■ **Problem description**:
Go through the material below and copy all lines with "Summit".

..............................

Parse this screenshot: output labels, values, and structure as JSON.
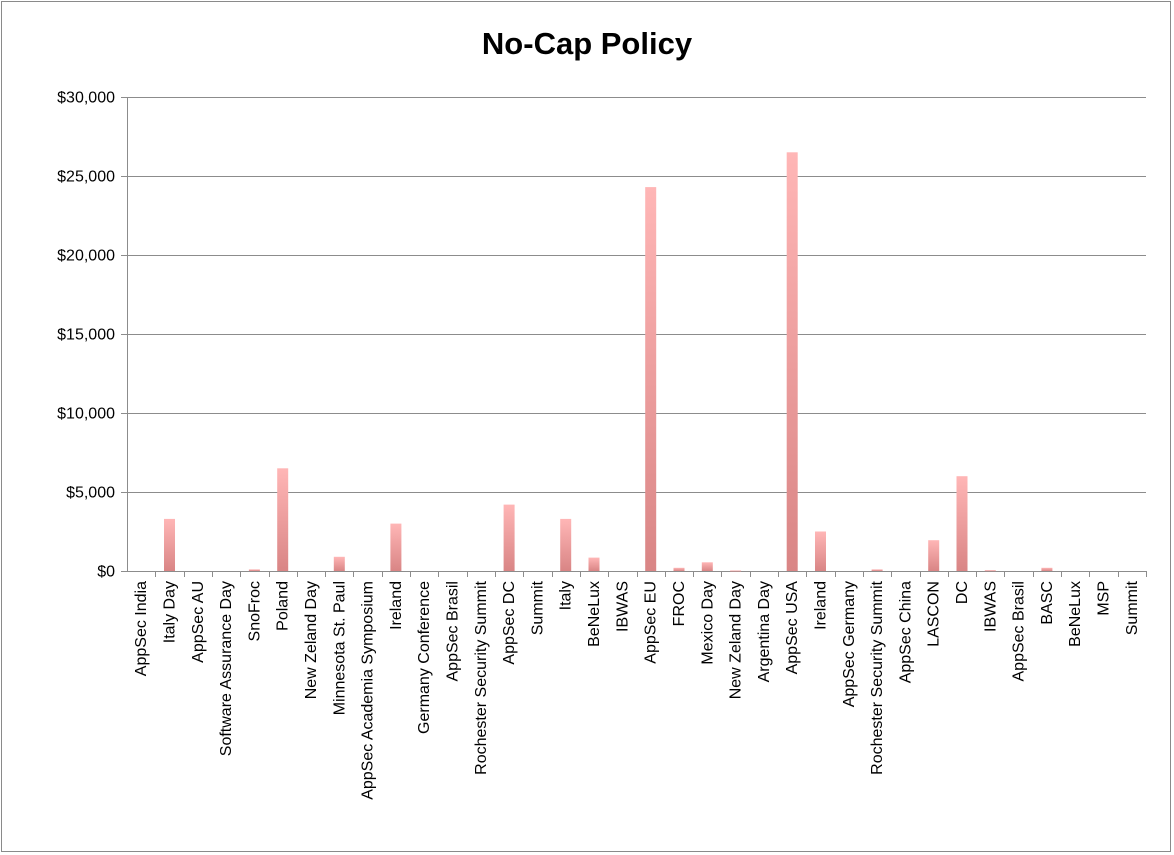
{
  "chart_data": {
    "type": "bar",
    "title": "No-Cap Policy",
    "xlabel": "",
    "ylabel": "",
    "ylim": [
      0,
      30000
    ],
    "yticks": [
      0,
      5000,
      10000,
      15000,
      20000,
      25000,
      30000
    ],
    "ytick_labels": [
      "$0",
      "$5,000",
      "$10,000",
      "$15,000",
      "$20,000",
      "$25,000",
      "$30,000"
    ],
    "grid": true,
    "legend": "none",
    "bar_color_top": "#ffb6b6",
    "bar_color_bottom": "#d98585",
    "categories": [
      "AppSec India",
      "Italy Day",
      "AppSec AU",
      "Software Assurance Day",
      "SnoFroc",
      "Poland",
      "New Zeland Day",
      "Minnesota St. Paul",
      "AppSec Academia Symposium",
      "Ireland",
      "Germany Conference",
      "AppSec Brasil",
      "Rochester Security Summit",
      "AppSec DC",
      "Summit",
      "Italy",
      "BeNeLux",
      "IBWAS",
      "AppSec EU",
      "FROC",
      "Mexico Day",
      "New Zeland Day",
      "Argentina Day",
      "AppSec USA",
      "Ireland",
      "AppSec Germany",
      "Rochester Security Summit",
      "AppSec China",
      "LASCON",
      "DC",
      "IBWAS",
      "AppSec Brasil",
      "BASC",
      "BeNeLux",
      "MSP",
      "Summit"
    ],
    "values": [
      0,
      3300,
      0,
      0,
      100,
      6500,
      0,
      900,
      0,
      3000,
      0,
      0,
      0,
      4200,
      0,
      3300,
      850,
      0,
      24300,
      200,
      550,
      30,
      0,
      26500,
      2500,
      0,
      100,
      0,
      1950,
      6000,
      50,
      0,
      200,
      0,
      0,
      0
    ]
  }
}
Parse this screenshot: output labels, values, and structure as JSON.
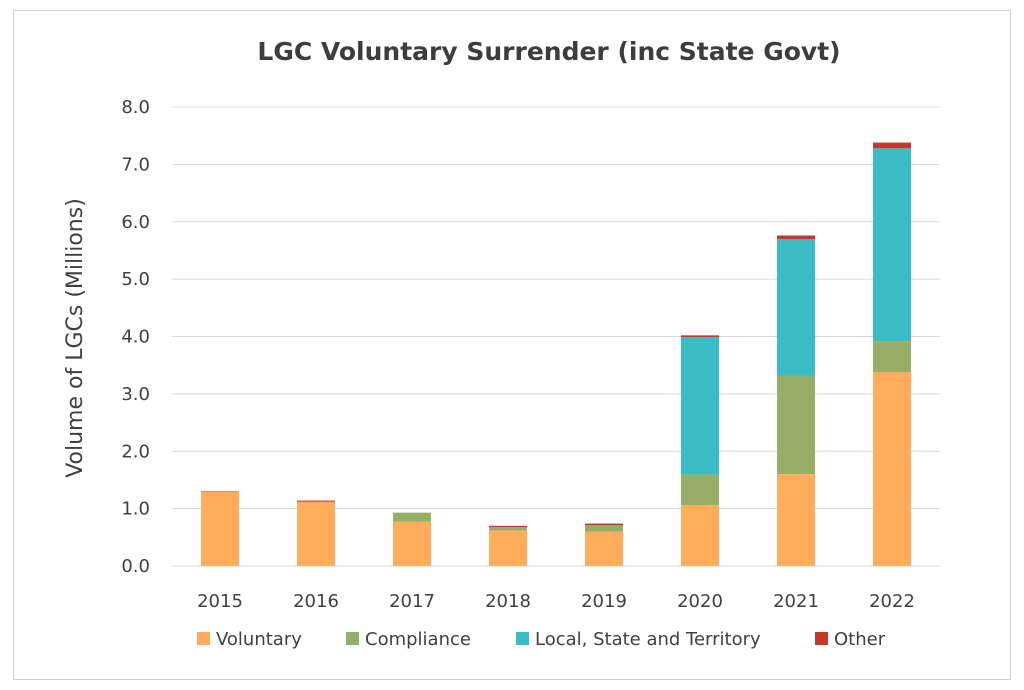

..............................

■ **Solution below**:
      "Rochester Security Summit",
      "Summit",
      "Rochester Security Summit",
      "Summit"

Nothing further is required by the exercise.